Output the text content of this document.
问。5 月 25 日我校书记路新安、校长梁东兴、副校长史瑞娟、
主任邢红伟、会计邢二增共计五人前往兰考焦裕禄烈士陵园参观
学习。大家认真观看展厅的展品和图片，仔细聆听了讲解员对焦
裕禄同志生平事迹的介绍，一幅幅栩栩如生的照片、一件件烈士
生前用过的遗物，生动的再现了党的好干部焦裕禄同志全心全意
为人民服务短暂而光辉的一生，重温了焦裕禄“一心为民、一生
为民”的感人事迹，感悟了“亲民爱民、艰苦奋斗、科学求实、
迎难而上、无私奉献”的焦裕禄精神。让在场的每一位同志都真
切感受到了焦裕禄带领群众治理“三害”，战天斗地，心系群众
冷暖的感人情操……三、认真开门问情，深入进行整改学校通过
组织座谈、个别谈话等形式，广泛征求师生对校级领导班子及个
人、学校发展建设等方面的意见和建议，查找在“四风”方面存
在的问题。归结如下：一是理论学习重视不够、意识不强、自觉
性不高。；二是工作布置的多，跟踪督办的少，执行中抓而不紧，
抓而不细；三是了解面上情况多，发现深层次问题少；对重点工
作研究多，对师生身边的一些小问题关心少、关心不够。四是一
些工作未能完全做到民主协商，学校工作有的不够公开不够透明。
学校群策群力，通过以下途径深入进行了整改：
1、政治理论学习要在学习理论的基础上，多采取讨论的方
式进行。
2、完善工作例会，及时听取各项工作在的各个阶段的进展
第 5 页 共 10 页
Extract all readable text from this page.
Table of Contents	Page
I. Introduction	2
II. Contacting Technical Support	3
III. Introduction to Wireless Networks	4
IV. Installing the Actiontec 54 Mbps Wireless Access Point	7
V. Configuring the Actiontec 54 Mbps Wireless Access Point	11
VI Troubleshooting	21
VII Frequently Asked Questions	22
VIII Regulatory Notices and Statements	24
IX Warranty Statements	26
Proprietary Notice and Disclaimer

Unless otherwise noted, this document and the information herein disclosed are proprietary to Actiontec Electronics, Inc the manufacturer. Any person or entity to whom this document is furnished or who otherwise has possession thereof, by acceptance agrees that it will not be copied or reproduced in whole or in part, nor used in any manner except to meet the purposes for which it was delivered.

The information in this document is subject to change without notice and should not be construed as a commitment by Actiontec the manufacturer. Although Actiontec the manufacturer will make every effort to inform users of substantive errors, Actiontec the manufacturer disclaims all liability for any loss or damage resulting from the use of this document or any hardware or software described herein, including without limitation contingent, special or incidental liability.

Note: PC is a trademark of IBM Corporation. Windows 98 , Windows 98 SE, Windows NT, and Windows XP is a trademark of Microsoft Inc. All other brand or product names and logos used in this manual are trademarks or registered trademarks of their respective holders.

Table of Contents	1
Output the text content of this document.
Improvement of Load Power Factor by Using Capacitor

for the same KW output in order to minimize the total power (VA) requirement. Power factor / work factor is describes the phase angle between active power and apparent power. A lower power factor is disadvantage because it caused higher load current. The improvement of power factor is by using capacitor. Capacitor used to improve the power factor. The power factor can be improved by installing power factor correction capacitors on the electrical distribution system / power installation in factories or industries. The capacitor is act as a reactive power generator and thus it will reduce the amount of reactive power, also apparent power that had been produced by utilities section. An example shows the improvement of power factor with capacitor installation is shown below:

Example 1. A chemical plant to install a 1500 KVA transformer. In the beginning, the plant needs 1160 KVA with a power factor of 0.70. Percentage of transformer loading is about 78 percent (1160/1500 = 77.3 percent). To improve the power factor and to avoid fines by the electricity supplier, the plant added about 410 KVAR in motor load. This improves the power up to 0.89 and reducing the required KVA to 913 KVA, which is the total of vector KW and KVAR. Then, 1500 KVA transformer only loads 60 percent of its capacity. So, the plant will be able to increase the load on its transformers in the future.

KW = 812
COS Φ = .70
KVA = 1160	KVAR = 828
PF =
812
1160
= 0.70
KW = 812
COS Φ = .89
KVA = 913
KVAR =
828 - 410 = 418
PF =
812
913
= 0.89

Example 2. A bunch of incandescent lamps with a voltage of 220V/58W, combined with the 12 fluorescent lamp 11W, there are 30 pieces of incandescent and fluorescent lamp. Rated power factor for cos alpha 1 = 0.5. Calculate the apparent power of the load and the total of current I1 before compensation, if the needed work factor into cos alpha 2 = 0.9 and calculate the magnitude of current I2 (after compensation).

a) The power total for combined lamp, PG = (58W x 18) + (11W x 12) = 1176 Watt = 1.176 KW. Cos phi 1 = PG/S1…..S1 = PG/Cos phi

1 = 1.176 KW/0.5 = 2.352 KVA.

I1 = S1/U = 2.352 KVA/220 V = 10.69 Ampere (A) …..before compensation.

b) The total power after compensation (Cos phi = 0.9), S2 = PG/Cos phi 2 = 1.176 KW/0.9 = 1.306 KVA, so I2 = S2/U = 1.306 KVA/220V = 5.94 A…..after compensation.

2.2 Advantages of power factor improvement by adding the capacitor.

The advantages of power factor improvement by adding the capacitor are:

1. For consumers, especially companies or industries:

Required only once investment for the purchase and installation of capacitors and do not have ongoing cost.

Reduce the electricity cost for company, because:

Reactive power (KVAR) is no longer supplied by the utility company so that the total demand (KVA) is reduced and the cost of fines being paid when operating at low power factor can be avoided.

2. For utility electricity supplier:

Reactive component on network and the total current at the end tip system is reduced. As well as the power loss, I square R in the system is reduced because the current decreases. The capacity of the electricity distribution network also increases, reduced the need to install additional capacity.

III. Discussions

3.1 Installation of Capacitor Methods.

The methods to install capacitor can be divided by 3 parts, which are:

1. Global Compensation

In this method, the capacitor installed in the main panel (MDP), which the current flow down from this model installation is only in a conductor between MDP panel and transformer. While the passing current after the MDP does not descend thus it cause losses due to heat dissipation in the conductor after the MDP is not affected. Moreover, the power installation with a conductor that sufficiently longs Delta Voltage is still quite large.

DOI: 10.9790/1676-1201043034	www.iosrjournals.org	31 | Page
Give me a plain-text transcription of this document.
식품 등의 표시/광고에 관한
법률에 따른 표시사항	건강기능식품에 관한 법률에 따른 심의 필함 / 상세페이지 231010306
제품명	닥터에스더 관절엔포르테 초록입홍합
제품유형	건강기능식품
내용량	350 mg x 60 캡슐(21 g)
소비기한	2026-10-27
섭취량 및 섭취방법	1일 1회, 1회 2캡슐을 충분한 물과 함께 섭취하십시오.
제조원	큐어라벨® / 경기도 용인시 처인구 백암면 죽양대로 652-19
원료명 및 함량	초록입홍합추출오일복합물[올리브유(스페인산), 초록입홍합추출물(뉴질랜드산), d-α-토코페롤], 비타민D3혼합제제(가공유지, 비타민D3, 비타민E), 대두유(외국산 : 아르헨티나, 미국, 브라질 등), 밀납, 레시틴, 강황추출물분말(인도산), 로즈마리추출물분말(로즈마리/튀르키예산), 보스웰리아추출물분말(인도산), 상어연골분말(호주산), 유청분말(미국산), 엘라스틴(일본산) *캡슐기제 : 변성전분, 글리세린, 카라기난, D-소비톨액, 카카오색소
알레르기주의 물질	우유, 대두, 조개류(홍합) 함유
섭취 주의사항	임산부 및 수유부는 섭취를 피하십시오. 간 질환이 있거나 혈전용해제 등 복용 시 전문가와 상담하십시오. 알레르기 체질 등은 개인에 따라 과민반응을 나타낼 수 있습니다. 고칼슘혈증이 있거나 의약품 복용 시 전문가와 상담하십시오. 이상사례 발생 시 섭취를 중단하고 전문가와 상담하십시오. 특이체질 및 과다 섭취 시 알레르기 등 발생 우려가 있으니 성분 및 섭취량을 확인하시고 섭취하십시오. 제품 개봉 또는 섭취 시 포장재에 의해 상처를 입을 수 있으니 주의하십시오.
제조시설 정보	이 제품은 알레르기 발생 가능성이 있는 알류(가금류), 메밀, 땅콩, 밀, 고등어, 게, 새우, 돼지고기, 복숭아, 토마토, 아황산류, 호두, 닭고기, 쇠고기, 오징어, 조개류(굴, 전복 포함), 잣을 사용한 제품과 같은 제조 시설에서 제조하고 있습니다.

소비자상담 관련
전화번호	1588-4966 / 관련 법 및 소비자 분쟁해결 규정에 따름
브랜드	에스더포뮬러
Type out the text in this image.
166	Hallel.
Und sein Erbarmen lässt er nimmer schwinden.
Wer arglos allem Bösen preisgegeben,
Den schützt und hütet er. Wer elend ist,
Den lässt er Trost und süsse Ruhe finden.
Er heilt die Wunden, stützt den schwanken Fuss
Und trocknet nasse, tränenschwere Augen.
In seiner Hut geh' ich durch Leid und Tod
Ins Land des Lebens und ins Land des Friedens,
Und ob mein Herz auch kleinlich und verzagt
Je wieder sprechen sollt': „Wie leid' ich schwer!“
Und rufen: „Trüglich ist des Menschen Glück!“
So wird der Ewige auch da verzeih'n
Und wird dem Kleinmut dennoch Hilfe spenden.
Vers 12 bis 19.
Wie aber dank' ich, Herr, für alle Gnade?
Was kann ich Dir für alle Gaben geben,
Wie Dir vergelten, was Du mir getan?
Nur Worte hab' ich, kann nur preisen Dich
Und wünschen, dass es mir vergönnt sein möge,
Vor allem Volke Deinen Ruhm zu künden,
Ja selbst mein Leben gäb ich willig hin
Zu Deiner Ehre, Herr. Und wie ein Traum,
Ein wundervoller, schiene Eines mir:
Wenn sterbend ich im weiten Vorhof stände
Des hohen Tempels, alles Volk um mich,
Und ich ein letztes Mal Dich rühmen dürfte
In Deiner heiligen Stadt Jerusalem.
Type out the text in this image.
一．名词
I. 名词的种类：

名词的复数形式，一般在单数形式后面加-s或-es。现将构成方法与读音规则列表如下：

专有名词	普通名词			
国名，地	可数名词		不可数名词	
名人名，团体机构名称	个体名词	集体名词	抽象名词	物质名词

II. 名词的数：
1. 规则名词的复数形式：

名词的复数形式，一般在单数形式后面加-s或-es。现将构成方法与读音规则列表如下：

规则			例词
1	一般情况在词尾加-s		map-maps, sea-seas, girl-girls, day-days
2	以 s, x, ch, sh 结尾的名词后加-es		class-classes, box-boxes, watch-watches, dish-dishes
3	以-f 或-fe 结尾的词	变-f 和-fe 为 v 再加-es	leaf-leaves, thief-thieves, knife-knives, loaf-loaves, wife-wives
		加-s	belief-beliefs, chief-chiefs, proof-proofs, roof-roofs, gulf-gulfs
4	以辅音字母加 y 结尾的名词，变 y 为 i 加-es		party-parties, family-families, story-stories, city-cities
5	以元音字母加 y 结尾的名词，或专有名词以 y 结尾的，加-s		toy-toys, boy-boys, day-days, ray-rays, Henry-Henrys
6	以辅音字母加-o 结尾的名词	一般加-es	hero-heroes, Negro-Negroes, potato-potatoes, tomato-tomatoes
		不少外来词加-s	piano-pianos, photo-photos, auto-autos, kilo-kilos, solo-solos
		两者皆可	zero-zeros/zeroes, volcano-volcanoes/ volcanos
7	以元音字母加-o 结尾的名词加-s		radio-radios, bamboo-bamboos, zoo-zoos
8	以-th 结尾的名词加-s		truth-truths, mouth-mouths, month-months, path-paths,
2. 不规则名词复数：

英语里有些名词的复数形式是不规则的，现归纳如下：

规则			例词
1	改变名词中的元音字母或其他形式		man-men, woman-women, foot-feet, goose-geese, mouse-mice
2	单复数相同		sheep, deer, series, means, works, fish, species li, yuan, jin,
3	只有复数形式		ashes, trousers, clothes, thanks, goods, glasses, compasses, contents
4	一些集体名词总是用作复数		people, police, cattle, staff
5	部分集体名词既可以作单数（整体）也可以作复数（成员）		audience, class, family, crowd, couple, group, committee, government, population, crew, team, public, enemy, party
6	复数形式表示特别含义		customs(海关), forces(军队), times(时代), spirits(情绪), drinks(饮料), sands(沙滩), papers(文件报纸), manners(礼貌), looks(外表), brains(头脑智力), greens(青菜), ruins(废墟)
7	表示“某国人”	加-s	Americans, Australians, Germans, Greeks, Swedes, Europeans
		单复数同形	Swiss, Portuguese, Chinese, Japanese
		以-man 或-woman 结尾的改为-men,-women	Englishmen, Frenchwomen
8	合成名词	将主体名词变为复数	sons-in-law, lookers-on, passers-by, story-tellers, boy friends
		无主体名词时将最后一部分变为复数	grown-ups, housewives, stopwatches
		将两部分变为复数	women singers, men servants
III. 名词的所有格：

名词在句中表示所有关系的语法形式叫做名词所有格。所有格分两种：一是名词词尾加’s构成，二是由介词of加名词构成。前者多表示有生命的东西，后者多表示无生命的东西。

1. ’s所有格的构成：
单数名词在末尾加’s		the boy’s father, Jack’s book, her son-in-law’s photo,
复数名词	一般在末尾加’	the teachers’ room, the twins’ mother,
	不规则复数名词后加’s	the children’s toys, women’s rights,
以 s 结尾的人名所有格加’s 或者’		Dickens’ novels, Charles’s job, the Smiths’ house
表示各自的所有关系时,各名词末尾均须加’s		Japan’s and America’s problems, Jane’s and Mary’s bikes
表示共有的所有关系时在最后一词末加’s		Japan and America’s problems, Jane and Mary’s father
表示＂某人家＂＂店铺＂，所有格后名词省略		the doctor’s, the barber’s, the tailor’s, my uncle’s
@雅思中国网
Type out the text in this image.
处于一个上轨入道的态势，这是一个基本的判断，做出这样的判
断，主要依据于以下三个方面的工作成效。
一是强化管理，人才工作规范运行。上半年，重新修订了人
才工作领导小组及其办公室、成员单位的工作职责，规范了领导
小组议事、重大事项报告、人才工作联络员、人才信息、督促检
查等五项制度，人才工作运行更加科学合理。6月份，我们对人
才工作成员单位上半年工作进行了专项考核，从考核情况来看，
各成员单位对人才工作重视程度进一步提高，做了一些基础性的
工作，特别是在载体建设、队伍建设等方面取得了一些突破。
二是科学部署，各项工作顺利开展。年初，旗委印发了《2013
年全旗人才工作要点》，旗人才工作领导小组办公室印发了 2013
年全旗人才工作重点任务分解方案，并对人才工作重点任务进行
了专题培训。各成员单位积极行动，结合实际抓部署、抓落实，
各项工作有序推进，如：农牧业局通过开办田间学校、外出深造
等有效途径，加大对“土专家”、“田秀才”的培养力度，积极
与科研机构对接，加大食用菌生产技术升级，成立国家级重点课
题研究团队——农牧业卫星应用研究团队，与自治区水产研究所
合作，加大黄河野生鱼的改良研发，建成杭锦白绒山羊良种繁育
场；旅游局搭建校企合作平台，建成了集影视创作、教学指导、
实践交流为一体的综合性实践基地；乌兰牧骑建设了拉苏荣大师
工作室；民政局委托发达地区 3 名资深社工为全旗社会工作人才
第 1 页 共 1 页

☆ ☆ ☆

Using the listing above, list every line in which the string "combined" occurs.

Example 2. A bunch of incandescent lamps with a voltage of 220V/58W, combined with the 12 fluorescent lamp 11W, there are 30 pieces of incandescent and fluorescent lamp. Rated power factor for cos alpha 1 = 0.5. Calculate the apparent power of the load and the total of current I1 before compensation, if the needed work factor into cos alpha 2 = 0.9 and calculate the magnitude of current I2 (after compensation).
a) The power total for combined lamp, PG = (58W x 18) + (11W x 12) = 1176 Watt = 1.176 KW. Cos phi 1 = PG/S1…..S1 = PG/Cos phi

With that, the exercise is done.